Copy each line holding the string "exclusive".
···
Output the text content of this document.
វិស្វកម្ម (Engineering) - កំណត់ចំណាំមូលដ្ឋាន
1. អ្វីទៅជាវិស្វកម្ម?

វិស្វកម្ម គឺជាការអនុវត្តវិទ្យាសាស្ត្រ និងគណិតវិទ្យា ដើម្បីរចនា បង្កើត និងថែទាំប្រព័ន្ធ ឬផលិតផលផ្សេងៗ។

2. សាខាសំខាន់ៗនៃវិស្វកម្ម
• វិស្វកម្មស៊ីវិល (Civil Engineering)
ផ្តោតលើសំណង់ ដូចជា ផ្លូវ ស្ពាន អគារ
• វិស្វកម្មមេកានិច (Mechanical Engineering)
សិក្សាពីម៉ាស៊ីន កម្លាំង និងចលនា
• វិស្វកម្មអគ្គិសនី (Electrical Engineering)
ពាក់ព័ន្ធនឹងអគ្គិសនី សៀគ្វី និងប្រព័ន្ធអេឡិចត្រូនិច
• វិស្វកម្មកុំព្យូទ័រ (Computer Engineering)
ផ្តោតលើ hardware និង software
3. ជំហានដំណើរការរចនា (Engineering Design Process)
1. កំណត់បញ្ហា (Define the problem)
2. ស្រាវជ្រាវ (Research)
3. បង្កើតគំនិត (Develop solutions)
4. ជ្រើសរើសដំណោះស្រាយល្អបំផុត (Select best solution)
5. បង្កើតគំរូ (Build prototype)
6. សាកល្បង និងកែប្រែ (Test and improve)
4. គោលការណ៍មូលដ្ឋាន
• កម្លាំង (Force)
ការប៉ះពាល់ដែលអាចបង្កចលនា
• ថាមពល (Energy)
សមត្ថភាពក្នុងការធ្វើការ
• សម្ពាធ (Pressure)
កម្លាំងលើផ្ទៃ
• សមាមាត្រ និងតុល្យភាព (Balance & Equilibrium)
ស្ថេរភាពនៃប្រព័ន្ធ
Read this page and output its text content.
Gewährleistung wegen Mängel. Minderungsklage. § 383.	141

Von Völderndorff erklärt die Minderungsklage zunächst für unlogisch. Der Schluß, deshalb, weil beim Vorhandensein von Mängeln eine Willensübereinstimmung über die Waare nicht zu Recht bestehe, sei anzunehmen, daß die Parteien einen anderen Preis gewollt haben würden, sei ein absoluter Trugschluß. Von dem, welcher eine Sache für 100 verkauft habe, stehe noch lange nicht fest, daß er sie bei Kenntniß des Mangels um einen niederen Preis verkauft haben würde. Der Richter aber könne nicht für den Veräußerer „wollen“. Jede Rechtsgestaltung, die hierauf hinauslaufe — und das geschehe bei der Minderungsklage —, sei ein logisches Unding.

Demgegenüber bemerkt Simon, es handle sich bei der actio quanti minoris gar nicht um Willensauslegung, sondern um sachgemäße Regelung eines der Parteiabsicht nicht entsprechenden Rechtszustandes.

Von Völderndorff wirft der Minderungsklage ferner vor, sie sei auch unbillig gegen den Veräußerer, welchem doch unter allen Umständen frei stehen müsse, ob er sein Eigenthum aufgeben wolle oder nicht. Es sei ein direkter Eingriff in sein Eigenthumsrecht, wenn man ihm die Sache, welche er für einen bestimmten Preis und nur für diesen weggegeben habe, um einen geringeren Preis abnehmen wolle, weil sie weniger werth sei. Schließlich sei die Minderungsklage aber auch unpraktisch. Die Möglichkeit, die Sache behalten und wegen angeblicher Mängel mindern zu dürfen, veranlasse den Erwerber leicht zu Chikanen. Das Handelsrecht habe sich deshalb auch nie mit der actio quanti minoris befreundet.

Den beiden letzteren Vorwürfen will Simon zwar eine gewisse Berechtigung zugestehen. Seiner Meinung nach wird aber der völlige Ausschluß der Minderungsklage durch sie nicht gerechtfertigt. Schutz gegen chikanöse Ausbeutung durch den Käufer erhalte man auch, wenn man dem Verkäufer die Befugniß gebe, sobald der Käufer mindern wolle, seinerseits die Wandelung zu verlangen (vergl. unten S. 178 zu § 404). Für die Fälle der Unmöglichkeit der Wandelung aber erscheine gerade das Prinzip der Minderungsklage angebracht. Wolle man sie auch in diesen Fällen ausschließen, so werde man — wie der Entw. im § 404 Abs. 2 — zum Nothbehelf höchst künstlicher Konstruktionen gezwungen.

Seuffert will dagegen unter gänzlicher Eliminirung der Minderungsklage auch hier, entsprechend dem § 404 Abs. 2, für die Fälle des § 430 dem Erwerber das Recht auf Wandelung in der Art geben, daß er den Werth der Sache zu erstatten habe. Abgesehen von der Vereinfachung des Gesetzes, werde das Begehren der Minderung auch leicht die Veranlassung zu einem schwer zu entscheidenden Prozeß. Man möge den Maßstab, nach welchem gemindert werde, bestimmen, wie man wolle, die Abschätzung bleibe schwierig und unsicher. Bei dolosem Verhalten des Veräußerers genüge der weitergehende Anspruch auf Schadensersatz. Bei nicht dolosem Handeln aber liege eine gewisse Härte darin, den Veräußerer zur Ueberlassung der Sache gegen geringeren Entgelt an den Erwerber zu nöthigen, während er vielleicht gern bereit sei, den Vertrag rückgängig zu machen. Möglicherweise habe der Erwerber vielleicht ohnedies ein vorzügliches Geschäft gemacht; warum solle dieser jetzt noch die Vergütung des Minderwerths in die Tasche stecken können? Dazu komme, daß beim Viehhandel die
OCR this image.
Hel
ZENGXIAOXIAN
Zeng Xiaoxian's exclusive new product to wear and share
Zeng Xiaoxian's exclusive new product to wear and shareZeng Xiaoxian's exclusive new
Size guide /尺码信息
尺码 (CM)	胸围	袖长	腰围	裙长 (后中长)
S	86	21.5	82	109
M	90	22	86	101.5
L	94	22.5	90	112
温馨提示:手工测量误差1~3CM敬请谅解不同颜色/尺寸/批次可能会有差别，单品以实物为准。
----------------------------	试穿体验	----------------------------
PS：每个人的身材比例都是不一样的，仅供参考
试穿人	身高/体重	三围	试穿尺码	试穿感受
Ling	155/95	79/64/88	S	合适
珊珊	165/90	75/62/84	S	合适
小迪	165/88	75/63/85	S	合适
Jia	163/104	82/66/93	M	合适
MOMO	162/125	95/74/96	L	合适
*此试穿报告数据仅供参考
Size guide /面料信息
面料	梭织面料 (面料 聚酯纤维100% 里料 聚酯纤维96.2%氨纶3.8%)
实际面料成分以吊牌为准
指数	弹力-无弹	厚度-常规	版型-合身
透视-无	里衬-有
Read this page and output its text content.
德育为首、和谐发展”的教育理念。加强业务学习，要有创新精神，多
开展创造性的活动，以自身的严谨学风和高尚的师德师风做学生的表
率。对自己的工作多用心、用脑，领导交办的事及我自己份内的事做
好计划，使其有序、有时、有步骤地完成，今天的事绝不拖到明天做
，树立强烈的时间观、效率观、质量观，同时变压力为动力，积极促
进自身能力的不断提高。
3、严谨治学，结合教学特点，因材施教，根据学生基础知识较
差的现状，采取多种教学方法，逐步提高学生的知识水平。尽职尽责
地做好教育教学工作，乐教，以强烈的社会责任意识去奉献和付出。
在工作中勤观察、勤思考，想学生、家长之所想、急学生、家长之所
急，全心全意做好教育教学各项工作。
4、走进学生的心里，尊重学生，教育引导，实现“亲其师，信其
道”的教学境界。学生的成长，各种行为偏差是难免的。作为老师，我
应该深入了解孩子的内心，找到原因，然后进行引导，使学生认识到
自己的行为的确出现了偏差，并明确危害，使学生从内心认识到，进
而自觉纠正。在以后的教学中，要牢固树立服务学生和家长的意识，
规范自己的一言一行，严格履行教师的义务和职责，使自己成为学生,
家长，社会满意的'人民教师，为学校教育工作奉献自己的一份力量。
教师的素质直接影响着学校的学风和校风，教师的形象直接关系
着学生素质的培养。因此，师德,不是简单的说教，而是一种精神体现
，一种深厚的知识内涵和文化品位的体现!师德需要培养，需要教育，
···
Solution to the problem:
Zeng Xiaoxian's exclusive new product to wear and share
Zeng Xiaoxian's exclusive new product to wear and shareZeng Xiaoxian's exclusive new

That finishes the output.